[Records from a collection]

• • • • • • •

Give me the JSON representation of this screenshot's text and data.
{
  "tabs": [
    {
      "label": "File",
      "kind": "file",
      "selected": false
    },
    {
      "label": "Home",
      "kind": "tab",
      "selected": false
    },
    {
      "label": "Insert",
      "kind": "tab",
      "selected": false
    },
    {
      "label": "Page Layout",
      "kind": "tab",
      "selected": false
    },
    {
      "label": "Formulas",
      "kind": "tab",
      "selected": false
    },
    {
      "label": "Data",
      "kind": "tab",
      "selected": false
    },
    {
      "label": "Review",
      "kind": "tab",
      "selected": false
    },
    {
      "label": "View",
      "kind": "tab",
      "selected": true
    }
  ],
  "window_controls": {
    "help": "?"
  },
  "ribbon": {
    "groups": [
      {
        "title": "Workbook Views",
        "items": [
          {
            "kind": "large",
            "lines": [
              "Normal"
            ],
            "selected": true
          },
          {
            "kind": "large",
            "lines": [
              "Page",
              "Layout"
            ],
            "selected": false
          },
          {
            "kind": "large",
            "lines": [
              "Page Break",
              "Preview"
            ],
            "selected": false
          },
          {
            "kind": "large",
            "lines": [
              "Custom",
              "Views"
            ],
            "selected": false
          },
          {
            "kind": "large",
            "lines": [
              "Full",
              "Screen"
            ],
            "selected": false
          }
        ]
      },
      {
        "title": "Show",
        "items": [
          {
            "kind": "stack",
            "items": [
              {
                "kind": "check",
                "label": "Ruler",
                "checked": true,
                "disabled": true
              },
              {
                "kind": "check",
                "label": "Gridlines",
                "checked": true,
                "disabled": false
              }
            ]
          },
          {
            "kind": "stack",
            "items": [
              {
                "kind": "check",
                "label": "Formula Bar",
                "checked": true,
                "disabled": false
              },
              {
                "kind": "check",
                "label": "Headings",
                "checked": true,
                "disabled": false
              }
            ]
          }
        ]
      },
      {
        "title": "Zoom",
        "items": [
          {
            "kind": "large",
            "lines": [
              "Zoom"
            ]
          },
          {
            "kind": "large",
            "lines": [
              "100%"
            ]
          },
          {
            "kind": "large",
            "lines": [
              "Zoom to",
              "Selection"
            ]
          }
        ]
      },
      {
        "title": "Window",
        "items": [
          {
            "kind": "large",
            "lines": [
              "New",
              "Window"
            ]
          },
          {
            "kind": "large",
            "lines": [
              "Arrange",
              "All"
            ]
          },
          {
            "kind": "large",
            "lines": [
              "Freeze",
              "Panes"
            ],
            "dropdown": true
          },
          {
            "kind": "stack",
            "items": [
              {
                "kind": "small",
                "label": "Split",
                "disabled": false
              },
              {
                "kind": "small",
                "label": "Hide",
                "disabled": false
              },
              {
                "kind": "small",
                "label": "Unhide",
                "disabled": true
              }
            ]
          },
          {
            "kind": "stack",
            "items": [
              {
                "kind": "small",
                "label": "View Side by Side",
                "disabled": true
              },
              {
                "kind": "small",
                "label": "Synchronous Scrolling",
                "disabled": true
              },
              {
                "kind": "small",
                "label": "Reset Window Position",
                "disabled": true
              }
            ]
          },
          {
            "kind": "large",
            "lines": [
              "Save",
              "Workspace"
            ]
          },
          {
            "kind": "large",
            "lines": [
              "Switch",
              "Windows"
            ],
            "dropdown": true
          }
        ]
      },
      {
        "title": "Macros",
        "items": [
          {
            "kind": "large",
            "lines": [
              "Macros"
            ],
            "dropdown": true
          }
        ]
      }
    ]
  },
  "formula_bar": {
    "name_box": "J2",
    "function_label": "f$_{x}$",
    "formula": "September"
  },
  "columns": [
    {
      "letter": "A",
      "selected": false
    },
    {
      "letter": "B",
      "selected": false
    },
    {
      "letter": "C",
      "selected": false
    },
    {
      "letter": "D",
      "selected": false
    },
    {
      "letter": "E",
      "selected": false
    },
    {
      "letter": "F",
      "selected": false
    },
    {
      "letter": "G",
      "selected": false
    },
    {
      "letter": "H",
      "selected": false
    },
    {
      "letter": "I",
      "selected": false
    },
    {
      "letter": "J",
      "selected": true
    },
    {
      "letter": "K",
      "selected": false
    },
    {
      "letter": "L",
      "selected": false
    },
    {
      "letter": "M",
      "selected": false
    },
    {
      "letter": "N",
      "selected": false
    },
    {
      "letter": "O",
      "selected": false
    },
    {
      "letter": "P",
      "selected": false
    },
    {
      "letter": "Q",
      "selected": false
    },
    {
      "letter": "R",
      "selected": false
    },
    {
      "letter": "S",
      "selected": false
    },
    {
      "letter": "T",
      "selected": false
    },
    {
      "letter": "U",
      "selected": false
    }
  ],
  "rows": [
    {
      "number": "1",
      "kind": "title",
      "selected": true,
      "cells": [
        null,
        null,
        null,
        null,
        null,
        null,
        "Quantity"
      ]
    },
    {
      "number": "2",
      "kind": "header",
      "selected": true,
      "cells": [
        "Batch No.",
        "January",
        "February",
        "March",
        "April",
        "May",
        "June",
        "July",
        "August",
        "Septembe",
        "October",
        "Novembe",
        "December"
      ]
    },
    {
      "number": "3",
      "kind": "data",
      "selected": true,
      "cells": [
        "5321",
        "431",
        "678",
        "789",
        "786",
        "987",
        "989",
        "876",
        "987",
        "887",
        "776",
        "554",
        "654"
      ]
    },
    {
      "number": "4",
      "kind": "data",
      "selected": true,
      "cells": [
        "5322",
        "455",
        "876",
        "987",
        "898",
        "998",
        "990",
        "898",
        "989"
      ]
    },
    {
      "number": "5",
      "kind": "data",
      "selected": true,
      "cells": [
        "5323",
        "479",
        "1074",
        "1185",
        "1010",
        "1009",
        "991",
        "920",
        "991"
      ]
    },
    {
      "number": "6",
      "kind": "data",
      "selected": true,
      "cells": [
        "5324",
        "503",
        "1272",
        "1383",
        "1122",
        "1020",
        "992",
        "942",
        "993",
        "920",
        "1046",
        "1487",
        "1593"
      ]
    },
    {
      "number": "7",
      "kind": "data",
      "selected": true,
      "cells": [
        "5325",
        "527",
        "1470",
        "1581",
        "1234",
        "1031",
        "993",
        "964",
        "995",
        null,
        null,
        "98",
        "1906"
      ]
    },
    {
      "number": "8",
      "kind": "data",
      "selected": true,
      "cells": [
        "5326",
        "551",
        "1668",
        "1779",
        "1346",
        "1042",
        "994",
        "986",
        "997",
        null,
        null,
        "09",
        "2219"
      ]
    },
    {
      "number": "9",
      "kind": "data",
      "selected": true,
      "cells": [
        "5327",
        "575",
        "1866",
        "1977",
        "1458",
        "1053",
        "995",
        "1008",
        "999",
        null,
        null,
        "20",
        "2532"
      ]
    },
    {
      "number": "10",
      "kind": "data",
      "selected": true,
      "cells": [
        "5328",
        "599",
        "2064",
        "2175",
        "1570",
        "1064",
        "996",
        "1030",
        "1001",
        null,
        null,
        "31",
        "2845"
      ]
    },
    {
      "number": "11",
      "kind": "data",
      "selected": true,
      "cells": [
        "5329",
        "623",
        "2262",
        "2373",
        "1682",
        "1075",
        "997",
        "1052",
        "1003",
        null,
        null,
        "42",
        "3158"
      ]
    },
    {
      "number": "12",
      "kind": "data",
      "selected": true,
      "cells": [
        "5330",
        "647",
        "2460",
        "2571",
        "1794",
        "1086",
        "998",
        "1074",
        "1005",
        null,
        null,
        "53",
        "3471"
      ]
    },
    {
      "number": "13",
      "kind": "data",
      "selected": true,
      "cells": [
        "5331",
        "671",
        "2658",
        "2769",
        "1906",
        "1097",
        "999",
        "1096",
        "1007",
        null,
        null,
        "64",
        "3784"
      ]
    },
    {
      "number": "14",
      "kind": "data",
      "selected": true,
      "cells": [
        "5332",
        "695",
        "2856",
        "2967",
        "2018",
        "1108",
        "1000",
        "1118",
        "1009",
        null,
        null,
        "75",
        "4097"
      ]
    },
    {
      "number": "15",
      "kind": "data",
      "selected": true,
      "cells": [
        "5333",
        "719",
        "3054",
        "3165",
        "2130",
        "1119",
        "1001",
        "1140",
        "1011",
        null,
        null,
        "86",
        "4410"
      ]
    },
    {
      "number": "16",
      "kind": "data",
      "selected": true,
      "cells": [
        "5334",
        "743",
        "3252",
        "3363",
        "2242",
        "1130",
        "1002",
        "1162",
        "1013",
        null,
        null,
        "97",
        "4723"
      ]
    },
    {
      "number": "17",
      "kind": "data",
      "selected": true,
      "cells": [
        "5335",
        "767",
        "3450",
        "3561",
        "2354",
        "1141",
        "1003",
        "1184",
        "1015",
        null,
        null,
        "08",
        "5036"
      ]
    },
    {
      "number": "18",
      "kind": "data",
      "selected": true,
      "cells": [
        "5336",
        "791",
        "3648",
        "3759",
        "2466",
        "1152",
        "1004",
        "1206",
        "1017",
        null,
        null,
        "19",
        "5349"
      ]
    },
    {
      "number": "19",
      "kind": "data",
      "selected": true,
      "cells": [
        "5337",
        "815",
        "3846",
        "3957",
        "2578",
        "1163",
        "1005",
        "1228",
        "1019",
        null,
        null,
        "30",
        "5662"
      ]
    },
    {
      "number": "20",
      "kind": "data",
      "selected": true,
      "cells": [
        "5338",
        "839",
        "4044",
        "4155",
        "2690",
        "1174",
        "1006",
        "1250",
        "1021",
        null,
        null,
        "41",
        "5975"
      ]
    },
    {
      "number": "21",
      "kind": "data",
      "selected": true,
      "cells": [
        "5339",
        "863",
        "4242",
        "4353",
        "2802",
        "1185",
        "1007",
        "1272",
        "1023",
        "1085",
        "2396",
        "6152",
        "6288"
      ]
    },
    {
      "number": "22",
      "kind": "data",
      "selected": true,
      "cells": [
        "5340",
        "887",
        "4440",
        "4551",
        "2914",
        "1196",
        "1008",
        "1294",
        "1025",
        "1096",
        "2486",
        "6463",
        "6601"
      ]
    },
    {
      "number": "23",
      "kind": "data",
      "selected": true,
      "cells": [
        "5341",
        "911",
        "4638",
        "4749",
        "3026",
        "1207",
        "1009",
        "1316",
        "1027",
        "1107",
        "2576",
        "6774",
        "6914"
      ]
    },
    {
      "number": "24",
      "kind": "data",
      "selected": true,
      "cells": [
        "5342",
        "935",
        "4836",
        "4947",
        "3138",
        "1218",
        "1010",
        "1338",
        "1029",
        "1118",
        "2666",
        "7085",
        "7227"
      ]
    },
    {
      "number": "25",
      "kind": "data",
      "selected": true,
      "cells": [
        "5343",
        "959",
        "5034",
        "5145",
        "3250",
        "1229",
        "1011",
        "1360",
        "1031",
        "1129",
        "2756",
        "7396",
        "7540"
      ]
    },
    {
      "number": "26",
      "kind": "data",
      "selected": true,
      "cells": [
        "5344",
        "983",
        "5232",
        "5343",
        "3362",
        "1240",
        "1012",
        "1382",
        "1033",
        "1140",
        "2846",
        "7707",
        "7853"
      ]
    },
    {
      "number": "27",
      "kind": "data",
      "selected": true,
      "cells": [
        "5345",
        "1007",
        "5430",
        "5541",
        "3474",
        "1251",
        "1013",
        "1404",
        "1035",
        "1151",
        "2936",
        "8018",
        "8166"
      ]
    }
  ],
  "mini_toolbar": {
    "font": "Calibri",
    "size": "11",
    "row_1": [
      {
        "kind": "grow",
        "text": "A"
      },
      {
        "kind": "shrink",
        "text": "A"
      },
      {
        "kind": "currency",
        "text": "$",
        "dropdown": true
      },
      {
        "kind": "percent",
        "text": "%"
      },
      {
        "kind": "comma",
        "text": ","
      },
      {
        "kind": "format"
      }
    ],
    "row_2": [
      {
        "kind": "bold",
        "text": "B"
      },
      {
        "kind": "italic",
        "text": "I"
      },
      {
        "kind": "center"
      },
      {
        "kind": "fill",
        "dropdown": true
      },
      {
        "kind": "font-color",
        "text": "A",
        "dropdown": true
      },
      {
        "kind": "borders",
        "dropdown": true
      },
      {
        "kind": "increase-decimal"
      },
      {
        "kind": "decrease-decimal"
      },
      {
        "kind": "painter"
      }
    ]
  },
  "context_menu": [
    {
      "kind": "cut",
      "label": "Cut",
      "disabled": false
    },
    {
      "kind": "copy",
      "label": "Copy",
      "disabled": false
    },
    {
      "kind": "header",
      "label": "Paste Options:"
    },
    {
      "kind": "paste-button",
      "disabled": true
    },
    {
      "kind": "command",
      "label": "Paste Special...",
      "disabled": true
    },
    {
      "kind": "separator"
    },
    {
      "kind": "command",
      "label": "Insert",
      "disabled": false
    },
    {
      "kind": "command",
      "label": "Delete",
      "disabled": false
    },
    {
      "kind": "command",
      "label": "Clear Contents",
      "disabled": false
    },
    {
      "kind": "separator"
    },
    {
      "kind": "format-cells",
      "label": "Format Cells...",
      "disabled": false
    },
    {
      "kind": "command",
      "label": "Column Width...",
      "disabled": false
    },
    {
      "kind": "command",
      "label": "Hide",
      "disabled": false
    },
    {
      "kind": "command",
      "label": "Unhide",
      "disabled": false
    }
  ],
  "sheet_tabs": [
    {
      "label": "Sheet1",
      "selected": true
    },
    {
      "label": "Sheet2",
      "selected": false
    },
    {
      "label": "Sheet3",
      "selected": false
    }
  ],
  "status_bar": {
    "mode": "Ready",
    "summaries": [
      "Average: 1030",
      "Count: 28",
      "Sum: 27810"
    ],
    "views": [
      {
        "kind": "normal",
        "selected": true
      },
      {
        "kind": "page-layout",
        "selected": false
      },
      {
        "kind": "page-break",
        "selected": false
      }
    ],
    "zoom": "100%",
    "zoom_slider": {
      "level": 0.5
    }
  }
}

• • • • • • •

- **BRIEF**
Whenever a line in the data holds "title", copy that line.

- **RESPONSE AREA**
        "title": "Workbook Views",
        "title": "Show",
        "title": "Zoom",
        "title": "Window",
        "title": "Macros",
      "kind": "title",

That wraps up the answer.